Records supplied:
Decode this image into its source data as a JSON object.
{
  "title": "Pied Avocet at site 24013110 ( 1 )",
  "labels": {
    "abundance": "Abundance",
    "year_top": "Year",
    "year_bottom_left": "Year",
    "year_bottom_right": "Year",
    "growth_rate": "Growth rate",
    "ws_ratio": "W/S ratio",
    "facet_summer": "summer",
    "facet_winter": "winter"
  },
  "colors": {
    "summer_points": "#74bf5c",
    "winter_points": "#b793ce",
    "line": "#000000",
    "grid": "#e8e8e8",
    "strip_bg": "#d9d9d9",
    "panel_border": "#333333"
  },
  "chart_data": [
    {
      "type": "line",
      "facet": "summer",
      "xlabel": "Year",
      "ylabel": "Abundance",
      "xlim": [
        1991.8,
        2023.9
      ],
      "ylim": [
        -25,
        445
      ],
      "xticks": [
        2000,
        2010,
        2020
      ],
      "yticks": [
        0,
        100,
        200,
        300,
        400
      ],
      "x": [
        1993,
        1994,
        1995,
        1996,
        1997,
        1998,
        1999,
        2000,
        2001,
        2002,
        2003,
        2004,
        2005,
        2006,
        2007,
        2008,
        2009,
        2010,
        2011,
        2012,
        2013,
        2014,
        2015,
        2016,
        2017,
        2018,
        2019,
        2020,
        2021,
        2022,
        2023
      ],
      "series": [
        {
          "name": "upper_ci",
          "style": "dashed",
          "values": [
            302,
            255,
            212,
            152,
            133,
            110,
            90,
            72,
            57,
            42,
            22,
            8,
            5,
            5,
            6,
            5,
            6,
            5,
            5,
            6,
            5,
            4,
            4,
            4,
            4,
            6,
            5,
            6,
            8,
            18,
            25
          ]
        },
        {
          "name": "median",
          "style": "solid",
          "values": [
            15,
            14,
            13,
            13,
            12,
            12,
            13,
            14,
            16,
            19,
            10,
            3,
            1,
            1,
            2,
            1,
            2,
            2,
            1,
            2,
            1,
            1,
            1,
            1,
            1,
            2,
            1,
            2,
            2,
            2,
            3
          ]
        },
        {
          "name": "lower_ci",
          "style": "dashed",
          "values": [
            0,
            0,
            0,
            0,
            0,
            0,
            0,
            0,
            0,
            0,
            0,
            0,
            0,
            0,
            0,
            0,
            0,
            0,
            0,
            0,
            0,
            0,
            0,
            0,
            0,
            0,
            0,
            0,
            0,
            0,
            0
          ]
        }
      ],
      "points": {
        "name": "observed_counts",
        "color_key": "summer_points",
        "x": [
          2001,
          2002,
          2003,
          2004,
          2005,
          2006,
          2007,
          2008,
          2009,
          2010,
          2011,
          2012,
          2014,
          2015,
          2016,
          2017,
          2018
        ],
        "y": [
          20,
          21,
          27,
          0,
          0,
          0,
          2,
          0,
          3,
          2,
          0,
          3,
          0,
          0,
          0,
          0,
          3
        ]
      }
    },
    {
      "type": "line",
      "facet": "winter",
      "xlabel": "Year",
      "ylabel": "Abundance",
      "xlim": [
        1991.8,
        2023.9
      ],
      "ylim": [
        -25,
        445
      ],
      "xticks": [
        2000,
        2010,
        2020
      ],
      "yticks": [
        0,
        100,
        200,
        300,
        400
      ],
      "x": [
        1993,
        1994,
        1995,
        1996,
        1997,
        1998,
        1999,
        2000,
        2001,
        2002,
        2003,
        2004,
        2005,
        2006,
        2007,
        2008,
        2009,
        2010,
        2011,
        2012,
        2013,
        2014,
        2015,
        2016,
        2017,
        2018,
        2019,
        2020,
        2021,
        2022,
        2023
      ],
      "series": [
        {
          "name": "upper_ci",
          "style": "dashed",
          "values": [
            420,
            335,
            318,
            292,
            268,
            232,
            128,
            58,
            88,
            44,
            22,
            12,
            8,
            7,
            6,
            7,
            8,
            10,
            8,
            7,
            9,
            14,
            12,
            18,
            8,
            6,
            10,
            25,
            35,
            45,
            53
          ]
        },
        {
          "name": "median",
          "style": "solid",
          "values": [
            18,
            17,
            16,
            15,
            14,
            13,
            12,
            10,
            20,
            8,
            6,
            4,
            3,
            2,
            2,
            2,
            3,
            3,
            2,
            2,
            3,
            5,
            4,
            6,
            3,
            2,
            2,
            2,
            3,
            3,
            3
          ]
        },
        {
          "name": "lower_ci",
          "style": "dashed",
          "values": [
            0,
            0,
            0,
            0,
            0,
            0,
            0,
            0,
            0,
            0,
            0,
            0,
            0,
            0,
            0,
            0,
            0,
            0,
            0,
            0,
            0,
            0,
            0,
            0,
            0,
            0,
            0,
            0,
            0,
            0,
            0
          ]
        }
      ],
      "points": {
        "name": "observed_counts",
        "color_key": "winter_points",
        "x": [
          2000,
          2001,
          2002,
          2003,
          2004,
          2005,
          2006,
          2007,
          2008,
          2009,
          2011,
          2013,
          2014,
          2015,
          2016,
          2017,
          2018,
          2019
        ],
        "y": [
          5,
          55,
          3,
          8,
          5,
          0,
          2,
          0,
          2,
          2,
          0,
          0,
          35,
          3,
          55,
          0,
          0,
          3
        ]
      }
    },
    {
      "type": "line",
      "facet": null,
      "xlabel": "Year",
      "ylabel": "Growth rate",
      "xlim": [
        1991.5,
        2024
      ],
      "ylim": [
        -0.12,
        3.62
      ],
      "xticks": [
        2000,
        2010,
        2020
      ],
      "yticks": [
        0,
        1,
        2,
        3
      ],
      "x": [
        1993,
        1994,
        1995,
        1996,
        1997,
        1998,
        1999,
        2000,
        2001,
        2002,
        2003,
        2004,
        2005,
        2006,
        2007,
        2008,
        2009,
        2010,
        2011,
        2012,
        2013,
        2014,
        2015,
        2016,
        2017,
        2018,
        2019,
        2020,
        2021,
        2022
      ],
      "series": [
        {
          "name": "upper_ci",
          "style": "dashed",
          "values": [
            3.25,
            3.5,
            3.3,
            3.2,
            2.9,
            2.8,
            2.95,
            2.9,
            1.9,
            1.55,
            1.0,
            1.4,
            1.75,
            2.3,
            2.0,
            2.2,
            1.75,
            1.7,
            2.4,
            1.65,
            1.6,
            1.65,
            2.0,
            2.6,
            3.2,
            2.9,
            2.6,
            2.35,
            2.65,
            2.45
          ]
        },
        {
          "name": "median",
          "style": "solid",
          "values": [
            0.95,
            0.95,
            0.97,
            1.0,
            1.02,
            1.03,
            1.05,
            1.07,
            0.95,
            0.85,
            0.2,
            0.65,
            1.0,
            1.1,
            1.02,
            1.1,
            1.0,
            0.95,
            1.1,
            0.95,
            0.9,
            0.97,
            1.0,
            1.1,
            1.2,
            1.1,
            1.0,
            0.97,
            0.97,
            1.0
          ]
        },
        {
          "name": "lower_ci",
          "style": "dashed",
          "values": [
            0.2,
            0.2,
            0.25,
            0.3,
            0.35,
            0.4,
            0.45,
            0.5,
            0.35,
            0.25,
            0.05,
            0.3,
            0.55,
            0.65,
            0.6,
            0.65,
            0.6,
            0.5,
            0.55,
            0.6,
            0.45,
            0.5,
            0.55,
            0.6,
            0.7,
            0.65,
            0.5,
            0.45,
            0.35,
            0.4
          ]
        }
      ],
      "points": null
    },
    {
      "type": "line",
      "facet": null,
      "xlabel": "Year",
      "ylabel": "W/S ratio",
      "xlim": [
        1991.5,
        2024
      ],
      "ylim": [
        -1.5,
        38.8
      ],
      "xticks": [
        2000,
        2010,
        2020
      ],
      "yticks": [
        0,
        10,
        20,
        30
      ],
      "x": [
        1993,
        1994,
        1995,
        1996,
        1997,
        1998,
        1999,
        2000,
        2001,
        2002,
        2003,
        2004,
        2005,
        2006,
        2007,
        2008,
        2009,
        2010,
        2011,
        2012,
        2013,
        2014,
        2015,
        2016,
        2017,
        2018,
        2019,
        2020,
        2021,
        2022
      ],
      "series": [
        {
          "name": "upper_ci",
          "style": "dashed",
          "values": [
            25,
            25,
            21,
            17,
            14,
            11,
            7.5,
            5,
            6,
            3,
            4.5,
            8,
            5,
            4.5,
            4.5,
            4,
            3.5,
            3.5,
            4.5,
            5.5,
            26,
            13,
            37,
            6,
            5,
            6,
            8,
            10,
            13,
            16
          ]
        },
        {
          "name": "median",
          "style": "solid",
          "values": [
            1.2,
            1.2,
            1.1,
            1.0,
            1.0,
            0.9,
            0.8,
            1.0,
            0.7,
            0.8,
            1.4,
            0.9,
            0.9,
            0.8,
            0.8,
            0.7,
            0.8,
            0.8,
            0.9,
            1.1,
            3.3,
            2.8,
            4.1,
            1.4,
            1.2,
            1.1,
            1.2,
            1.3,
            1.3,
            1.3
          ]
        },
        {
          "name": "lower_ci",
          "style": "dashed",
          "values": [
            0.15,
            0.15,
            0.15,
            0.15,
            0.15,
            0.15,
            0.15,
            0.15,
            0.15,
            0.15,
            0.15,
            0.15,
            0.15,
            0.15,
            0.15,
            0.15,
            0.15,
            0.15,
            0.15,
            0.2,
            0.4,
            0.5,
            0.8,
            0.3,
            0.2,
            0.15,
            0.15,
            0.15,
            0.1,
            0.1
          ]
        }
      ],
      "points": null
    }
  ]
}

Given request:
State the count of lines above containing the string "ylabel", and add nothing to it.

Expected answer:
4